■ **Request**: Print all of the lines exactly. Any picture among them stays out.
╔══
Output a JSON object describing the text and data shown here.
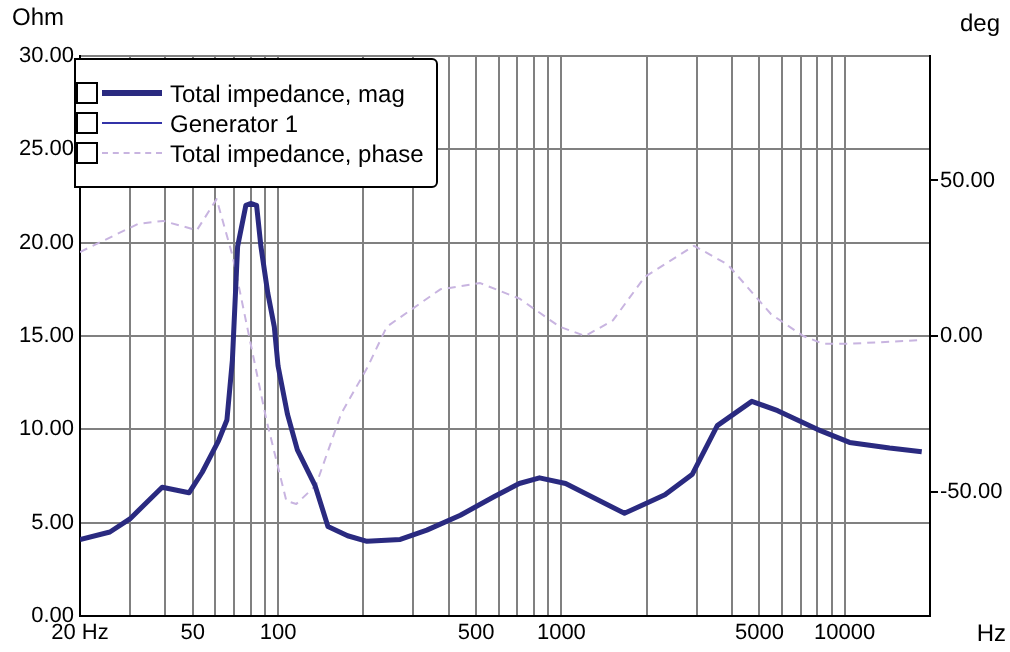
{
  "chart_data": {
    "type": "line",
    "xlabel": "Hz",
    "ylabel": "Ohm",
    "y2label": "deg",
    "log": "x",
    "xlim": [
      20,
      20000
    ],
    "xticks": [
      {
        "value": 20,
        "label": "20 Hz"
      },
      {
        "value": 30,
        "label": null
      },
      {
        "value": 40,
        "label": null
      },
      50,
      {
        "value": 60,
        "label": null
      },
      {
        "value": 70,
        "label": null
      },
      {
        "value": 80,
        "label": null
      },
      {
        "value": 90,
        "label": null
      },
      100,
      {
        "value": 200,
        "label": null
      },
      {
        "value": 300,
        "label": null
      },
      {
        "value": 400,
        "label": null
      },
      500,
      {
        "value": 600,
        "label": null
      },
      {
        "value": 700,
        "label": null
      },
      {
        "value": 800,
        "label": null
      },
      {
        "value": 900,
        "label": null
      },
      1000,
      {
        "value": 2000,
        "label": null
      },
      {
        "value": 3000,
        "label": null
      },
      {
        "value": 4000,
        "label": null
      },
      5000,
      {
        "value": 6000,
        "label": null
      },
      {
        "value": 7000,
        "label": null
      },
      {
        "value": 8000,
        "label": null
      },
      {
        "value": 9000,
        "label": null
      },
      10000
    ],
    "ylim": [
      0,
      30
    ],
    "yticks": [
      {
        "value": 0,
        "label": "0.00"
      },
      {
        "value": 5,
        "label": "5.00"
      },
      {
        "value": 10,
        "label": "10.00"
      },
      {
        "value": 15,
        "label": "15.00"
      },
      {
        "value": 20,
        "label": "20.00"
      },
      {
        "value": 25,
        "label": "25.00"
      },
      {
        "value": 30,
        "label": "30.00"
      }
    ],
    "y2lim": [
      -90,
      90
    ],
    "y2ticks": [
      {
        "value": -50,
        "label": "-50.00"
      },
      {
        "value": 0,
        "label": "0.00"
      },
      {
        "value": 50,
        "label": "50.00"
      }
    ],
    "grid": true,
    "legend": "top left",
    "marker": "none",
    "series": [
      {
        "name": "Total impedance, mag",
        "color": "#2a2a80",
        "line_style": "solid",
        "x": [
          20,
          25.5,
          30,
          39,
          48.5,
          54,
          61.7,
          66,
          69,
          72,
          77,
          80,
          84,
          87,
          92,
          97,
          100,
          108,
          117,
          135,
          150,
          176,
          206,
          270,
          335,
          440,
          580,
          710,
          837,
          1035,
          1670,
          2320,
          2900,
          3550,
          4700,
          5800,
          8000,
          10400,
          14400,
          18700
        ],
        "values": [
          4.1,
          4.5,
          5.2,
          6.9,
          6.6,
          7.7,
          9.4,
          10.5,
          13.7,
          19.8,
          22.0,
          22.1,
          22.0,
          19.8,
          17.3,
          15.5,
          13.4,
          10.8,
          8.9,
          7.0,
          4.8,
          4.3,
          4.0,
          4.1,
          4.6,
          5.4,
          6.4,
          7.1,
          7.4,
          7.1,
          5.5,
          6.5,
          7.6,
          10.2,
          11.5,
          11.0,
          10.0,
          9.3,
          9.0,
          8.8
        ]
      },
      {
        "name": "Generator 1",
        "color": "#3333a8",
        "line_style": "solid"
      },
      {
        "name": "Total impedance, phase",
        "color": "#c8b4e0",
        "line_style": "dashed",
        "axis": "y2",
        "x": [
          20,
          32,
          39.3,
          51.7,
          60.7,
          69,
          78.6,
          91,
          107,
          116,
          136,
          167,
          207,
          242,
          374,
          517,
          712,
          985,
          1213,
          1520,
          1970,
          2940,
          3860,
          5500,
          7140,
          8400,
          10400,
          18700
        ],
        "values": [
          27,
          36,
          37,
          34,
          44,
          26,
          1,
          -27,
          -53,
          -54,
          -48,
          -25,
          -10,
          3,
          15,
          17,
          12,
          3,
          0,
          5,
          19,
          29,
          23,
          7,
          0,
          -2.5,
          -2.5,
          -1.3
        ]
      }
    ]
  }
}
╚══
■ **Output for this exercise**:
Output a JSON object describing the text and data shown here.
{
  "chart_data": {
    "type": "line",
    "xlabel": "Hz",
    "ylabel": "Ohm",
    "y2label": "deg",
    "log": "x",
    "xlim": [
      20,
      20000
    ],
    "xticks": [
      {
        "value": 20,
        "label": "20 Hz"
      },
      {
        "value": 30,
        "label": null
      },
      {
        "value": 40,
        "label": null
      },
      50,
      {
        "value": 60,
        "label": null
      },
      {
        "value": 70,
        "label": null
      },
      {
        "value": 80,
        "label": null
      },
      {
        "value": 90,
        "label": null
      },
      100,
      {
        "value": 200,
        "label": null
      },
      {
        "value": 300,
        "label": null
      },
      {
        "value": 400,
        "label": null
      },
      500,
      {
        "value": 600,
        "label": null
      },
      {
        "value": 700,
        "label": null
      },
      {
        "value": 800,
        "label": null
      },
      {
        "value": 900,
        "label": null
      },
      1000,
      {
        "value": 2000,
        "label": null
      },
      {
        "value": 3000,
        "label": null
      },
      {
        "value": 4000,
        "label": null
      },
      5000,
      {
        "value": 6000,
        "label": null
      },
      {
        "value": 7000,
        "label": null
      },
      {
        "value": 8000,
        "label": null
      },
      {
        "value": 9000,
        "label": null
      },
      10000
    ],
    "ylim": [
      0,
      30
    ],
    "yticks": [
      {
        "value": 0,
        "label": "0.00"
      },
      {
        "value": 5,
        "label": "5.00"
      },
      {
        "value": 10,
        "label": "10.00"
      },
      {
        "value": 15,
        "label": "15.00"
      },
      {
        "value": 20,
        "label": "20.00"
      },
      {
        "value": 25,
        "label": "25.00"
      },
      {
        "value": 30,
        "label": "30.00"
      }
    ],
    "y2lim": [
      -90,
      90
    ],
    "y2ticks": [
      {
        "value": -50,
        "label": "-50.00"
      },
      {
        "value": 0,
        "label": "0.00"
      },
      {
        "value": 50,
        "label": "50.00"
      }
    ],
    "grid": true,
    "legend": "top left",
    "marker": "none",
    "series": [
      {
        "name": "Total impedance, mag",
        "color": "#2a2a80",
        "line_style": "solid",
        "x": [
          20,
          25.5,
          30,
          39,
          48.5,
          54,
          61.7,
          66,
          69,
          72,
          77,
          80,
          84,
          87,
          92,
          97,
          100,
          108,
          117,
          135,
          150,
          176,
          206,
          270,
          335,
          440,
          580,
          710,
          837,
          1035,
          1670,
          2320,
          2900,
          3550,
          4700,
          5800,
          8000,
          10400,
          14400,
          18700
        ],
        "values": [
          4.1,
          4.5,
          5.2,
          6.9,
          6.6,
          7.7,
          9.4,
          10.5,
          13.7,
          19.8,
          22.0,
          22.1,
          22.0,
          19.8,
          17.3,
          15.5,
          13.4,
          10.8,
          8.9,
          7.0,
          4.8,
          4.3,
          4.0,
          4.1,
          4.6,
          5.4,
          6.4,
          7.1,
          7.4,
          7.1,
          5.5,
          6.5,
          7.6,
          10.2,
          11.5,
          11.0,
          10.0,
          9.3,
          9.0,
          8.8
        ]
      },
      {
        "name": "Generator 1",
        "color": "#3333a8",
        "line_style": "solid"
      },
      {
        "name": "Total impedance, phase",
        "color": "#c8b4e0",
        "line_style": "dashed",
        "axis": "y2",
        "x": [
          20,
          32,
          39.3,
          51.7,
          60.7,
          69,
          78.6,
          91,
          107,
          116,
          136,
          167,
          207,
          242,
          374,
          517,
          712,
          985,
          1213,
          1520,
          1970,
          2940,
          3860,
          5500,
          7140,
          8400,
          10400,
          18700
        ],
        "values": [
          27,
          36,
          37,
          34,
          44,
          26,
          1,
          -27,
          -53,
          -54,
          -48,
          -25,
          -10,
          3,
          15,
          17,
          12,
          3,
          0,
          5,
          19,
          29,
          23,
          7,
          0,
          -2.5,
          -2.5,
          -1.3
        ]
      }
    ]
  }
}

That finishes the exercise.